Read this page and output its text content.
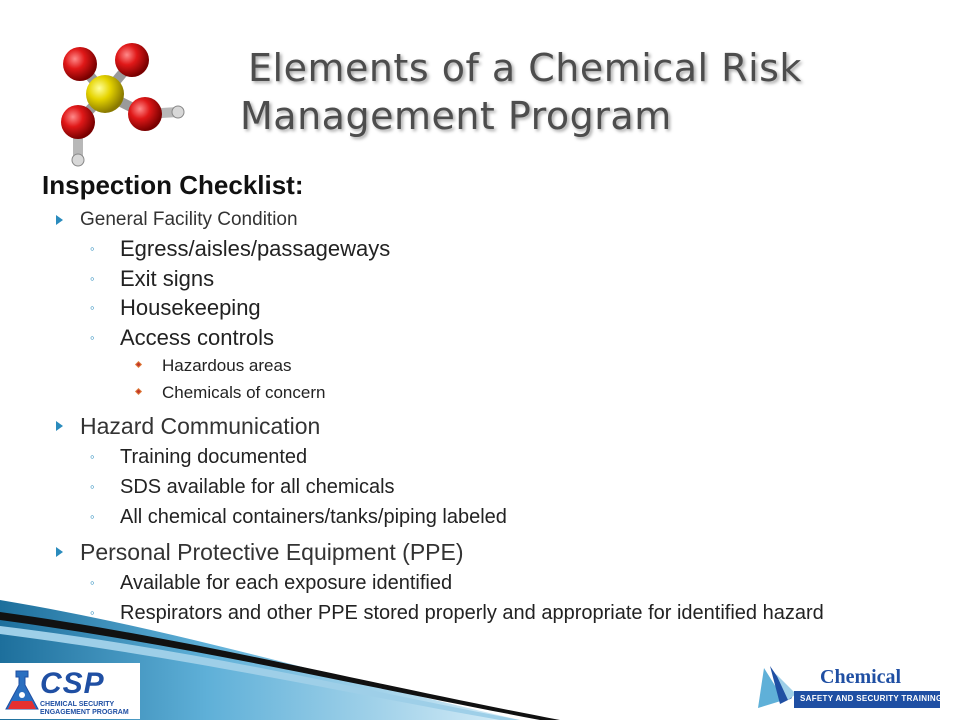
Elements of a Chemical Risk
Management Program
Inspection Checklist:
General Facility Condition
◦ Egress/aisles/passageways
◦ Exit signs
◦ Housekeeping
◦ Access controls
Hazardous areas
Chemicals of concern
Hazard Communication
◦ Training documented
◦ SDS available for all chemicals
◦ All chemical containers/tanks/piping labeled
Personal Protective Equipment (PPE)
◦ Available for each exposure identified
◦ Respirators and other PPE stored properly and appropriate for identified hazard
CSP
CHEMICAL SECURITY
ENGAGEMENT PROGRAM
Chemical
SAFETY AND SECURITY TRAINING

WHAT THIS TASK INVOLVES: Skip every picture and transcribe the data above exactly.

WRITTEN ANSWER:
Read this page and output its text content.
Elements of a Chemical Risk
Management Program
Inspection Checklist:
General Facility Condition
◦ Egress/aisles/passageways
◦ Exit signs
◦ Housekeeping
◦ Access controls
Hazardous areas
Chemicals of concern
Hazard Communication
◦ Training documented
◦ SDS available for all chemicals
◦ All chemical containers/tanks/piping labeled
Personal Protective Equipment (PPE)
◦ Available for each exposure identified
◦ Respirators and other PPE stored properly and appropriate for identified hazard
CSP
CHEMICAL SECURITY
ENGAGEMENT PROGRAM
Chemical
SAFETY AND SECURITY TRAINING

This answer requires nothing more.